[Records from a collection]
════

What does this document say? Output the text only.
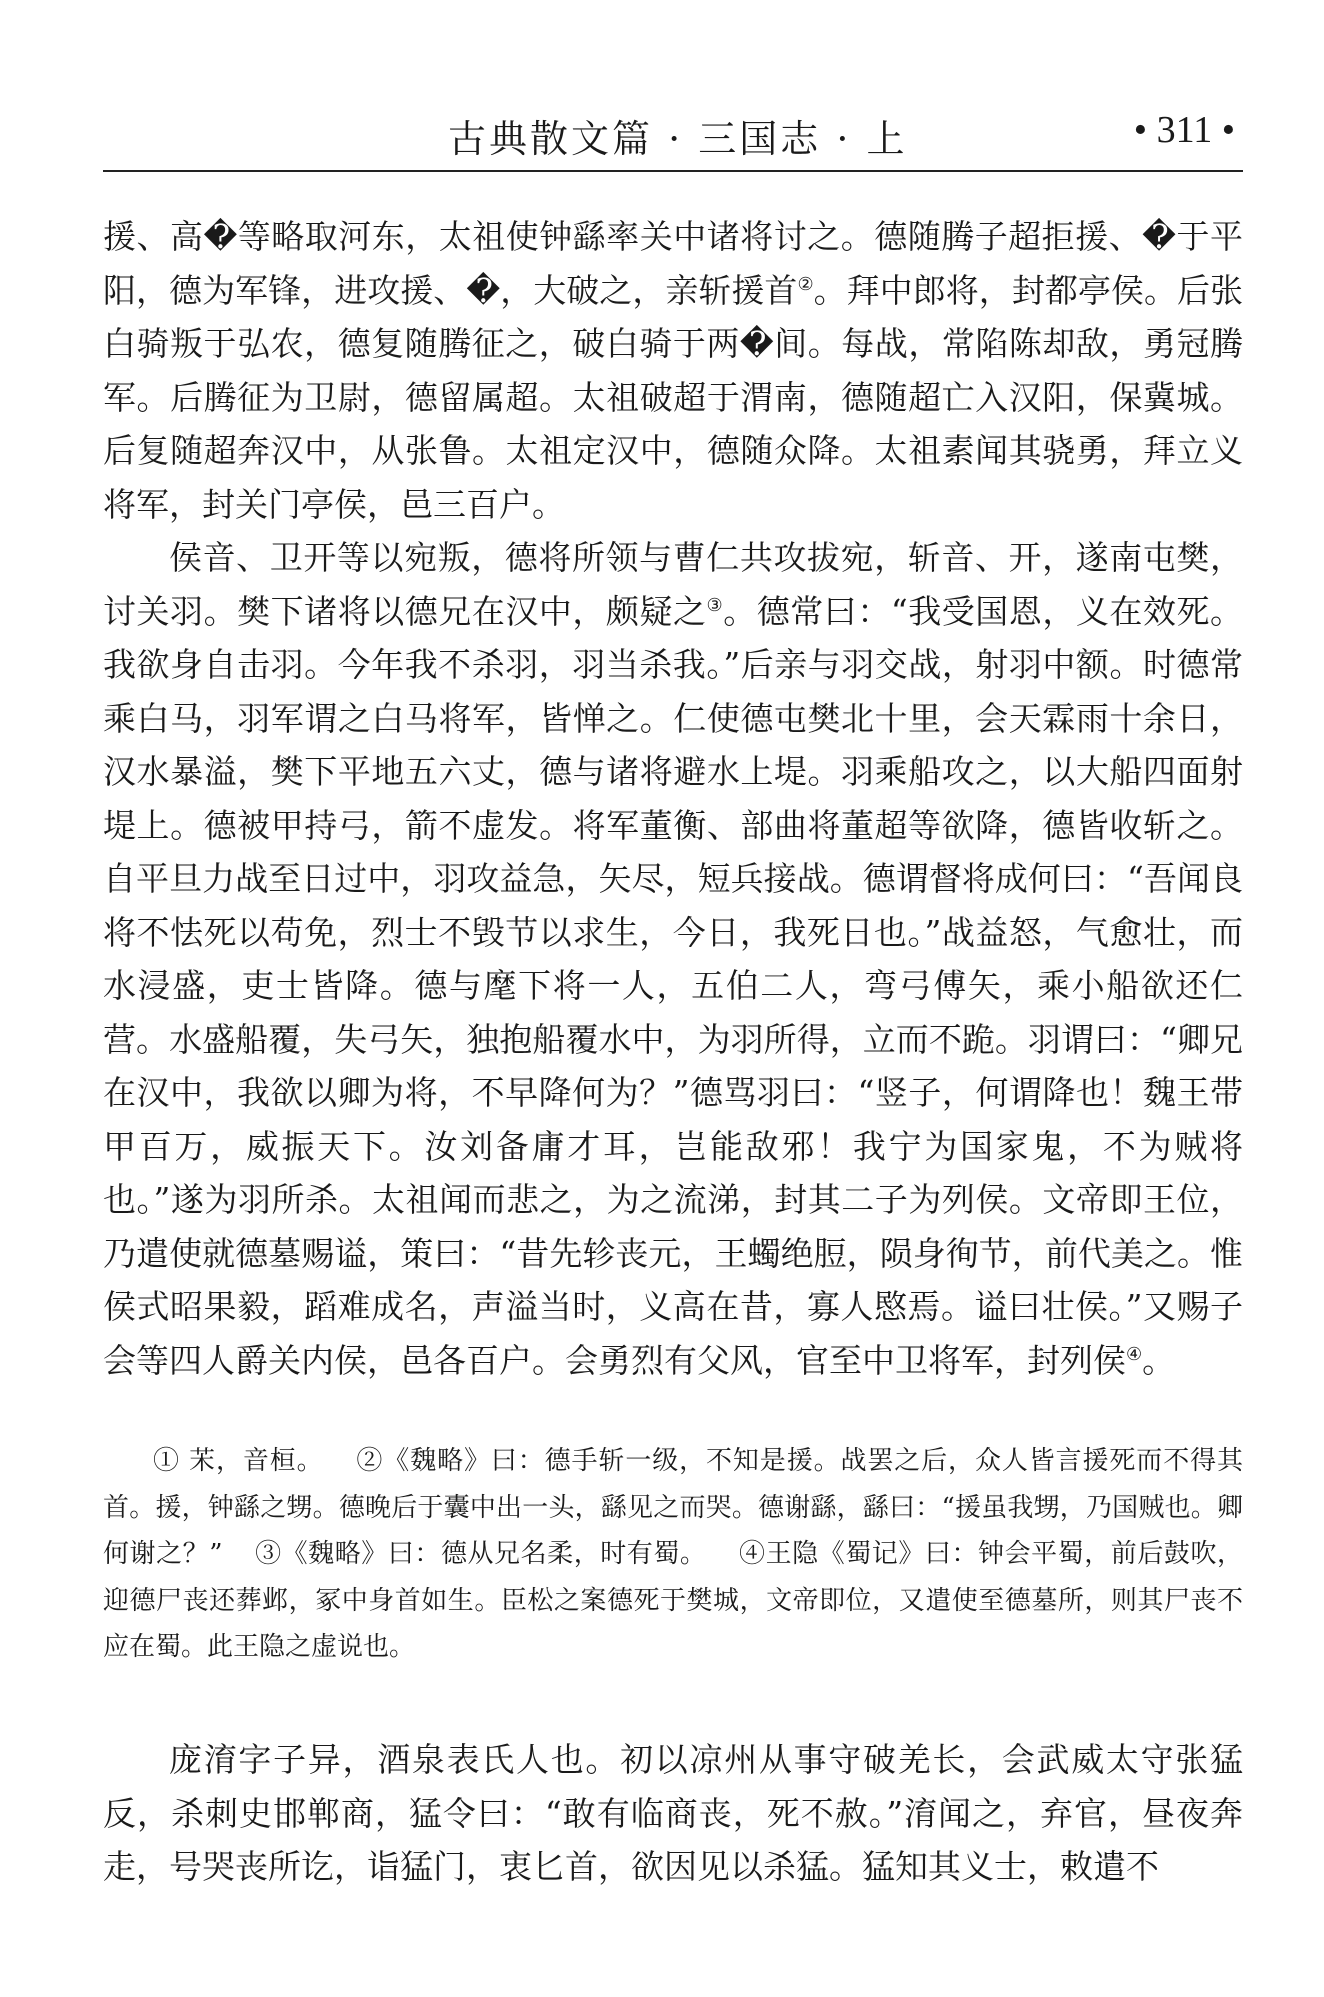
古典散文篇 · 三国志 · 上	• 311 •

援、高�等略取河东，太祖使钟繇率关中诸将讨之。德随腾子超拒援、�于平阳，德为军锋，进攻援、�，大破之，亲斩援首②。拜中郎将，封都亭侯。后张白骑叛于弘农，德复随腾征之，破白骑于两�间。每战，常陷陈却敌，勇冠腾军。后腾征为卫尉，德留属超。太祖破超于渭南，德随超亡入汉阳，保冀城。后复随超奔汉中，从张鲁。太祖定汉中，德随众降。太祖素闻其骁勇，拜立义将军，封关门亭侯，邑三百户。

侯音、卫开等以宛叛，德将所领与曹仁共攻拔宛，斩音、开，遂南屯樊，讨关羽。樊下诸将以德兄在汉中，颇疑之③。德常曰：“我受国恩，义在效死。我欲身自击羽。今年我不杀羽，羽当杀我。”后亲与羽交战，射羽中额。时德常乘白马，羽军谓之白马将军，皆惮之。仁使德屯樊北十里，会天霖雨十余日，汉水暴溢，樊下平地五六丈，德与诸将避水上堤。羽乘船攻之，以大船四面射堤上。德被甲持弓，箭不虚发。将军董衡、部曲将董超等欲降，德皆收斩之。自平旦力战至日过中，羽攻益急，矢尽，短兵接战。德谓督将成何曰：“吾闻良将不怯死以苟免，烈士不毁节以求生，今日，我死日也。”战益怒，气愈壮，而水浸盛，吏士皆降。德与麾下将一人，五伯二人，弯弓傅矢，乘小船欲还仁营。水盛船覆，失弓矢，独抱船覆水中，为羽所得，立而不跪。羽谓曰：“卿兄在汉中，我欲以卿为将，不早降何为？”德骂羽曰：“竖子，何谓降也！魏王带甲百万，威振天下。汝刘备庸才耳，岂能敌邪！我宁为国家鬼，不为贼将也。”遂为羽所杀。太祖闻而悲之，为之流涕，封其二子为列侯。文帝即王位，乃遣使就德墓赐谥，策曰：“昔先轸丧元，王蠋绝脰，陨身徇节，前代美之。惟侯式昭果毅，蹈难成名，声溢当时，义高在昔，寡人愍焉。谥曰壮侯。”又赐子会等四人爵关内侯，邑各百户。会勇烈有父风，官至中卫将军，封列侯④。

① 㭉，音桓。 ②《魏略》曰：德手斩一级，不知是援。战罢之后，众人皆言援死而不得其首。援，钟繇之甥。德晚后于囊中出一头，繇见之而哭。德谢繇，繇曰：“援虽我甥，乃国贼也。卿何谢之？” ③《魏略》曰：德从兄名柔，时有蜀。 ④王隐《蜀记》曰：钟会平蜀，前后鼓吹，迎德尸丧还葬邺，冢中身首如生。臣松之案德死于樊城，文帝即位，又遣使至德墓所，则其尸丧不应在蜀。此王隐之虚说也。

庞淯字子异，酒泉表氏人也。初以凉州从事守破羌长，会武威太守张猛反，杀刺史邯郸商，猛令曰：“敢有临商丧，死不赦。”淯闻之，弃官，昼夜奔走，号哭丧所讫，诣猛门，衷匕首，欲因见以杀猛。猛知其义士，敕遣不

════

▶ **What is expected**:
Extract the text of all the records above verbatim, excluding pictures.

▶ **Answer to the task**:
What does this document say? Output the text only.
古典散文篇 · 三国志 · 上	• 311 •

援、高�等略取河东，太祖使钟繇率关中诸将讨之。德随腾子超拒援、�于平阳，德为军锋，进攻援、�，大破之，亲斩援首②。拜中郎将，封都亭侯。后张白骑叛于弘农，德复随腾征之，破白骑于两�间。每战，常陷陈却敌，勇冠腾军。后腾征为卫尉，德留属超。太祖破超于渭南，德随超亡入汉阳，保冀城。后复随超奔汉中，从张鲁。太祖定汉中，德随众降。太祖素闻其骁勇，拜立义将军，封关门亭侯，邑三百户。

侯音、卫开等以宛叛，德将所领与曹仁共攻拔宛，斩音、开，遂南屯樊，讨关羽。樊下诸将以德兄在汉中，颇疑之③。德常曰：“我受国恩，义在效死。我欲身自击羽。今年我不杀羽，羽当杀我。”后亲与羽交战，射羽中额。时德常乘白马，羽军谓之白马将军，皆惮之。仁使德屯樊北十里，会天霖雨十余日，汉水暴溢，樊下平地五六丈，德与诸将避水上堤。羽乘船攻之，以大船四面射堤上。德被甲持弓，箭不虚发。将军董衡、部曲将董超等欲降，德皆收斩之。自平旦力战至日过中，羽攻益急，矢尽，短兵接战。德谓督将成何曰：“吾闻良将不怯死以苟免，烈士不毁节以求生，今日，我死日也。”战益怒，气愈壮，而水浸盛，吏士皆降。德与麾下将一人，五伯二人，弯弓傅矢，乘小船欲还仁营。水盛船覆，失弓矢，独抱船覆水中，为羽所得，立而不跪。羽谓曰：“卿兄在汉中，我欲以卿为将，不早降何为？”德骂羽曰：“竖子，何谓降也！魏王带甲百万，威振天下。汝刘备庸才耳，岂能敌邪！我宁为国家鬼，不为贼将也。”遂为羽所杀。太祖闻而悲之，为之流涕，封其二子为列侯。文帝即王位，乃遣使就德墓赐谥，策曰：“昔先轸丧元，王蠋绝脰，陨身徇节，前代美之。惟侯式昭果毅，蹈难成名，声溢当时，义高在昔，寡人愍焉。谥曰壮侯。”又赐子会等四人爵关内侯，邑各百户。会勇烈有父风，官至中卫将军，封列侯④。

① 㭉，音桓。 ②《魏略》曰：德手斩一级，不知是援。战罢之后，众人皆言援死而不得其首。援，钟繇之甥。德晚后于囊中出一头，繇见之而哭。德谢繇，繇曰：“援虽我甥，乃国贼也。卿何谢之？” ③《魏略》曰：德从兄名柔，时有蜀。 ④王隐《蜀记》曰：钟会平蜀，前后鼓吹，迎德尸丧还葬邺，冢中身首如生。臣松之案德死于樊城，文帝即位，又遣使至德墓所，则其尸丧不应在蜀。此王隐之虚说也。

庞淯字子异，酒泉表氏人也。初以凉州从事守破羌长，会武威太守张猛反，杀刺史邯郸商，猛令曰：“敢有临商丧，死不赦。”淯闻之，弃官，昼夜奔走，号哭丧所讫，诣猛门，衷匕首，欲因见以杀猛。猛知其义士，敕遣不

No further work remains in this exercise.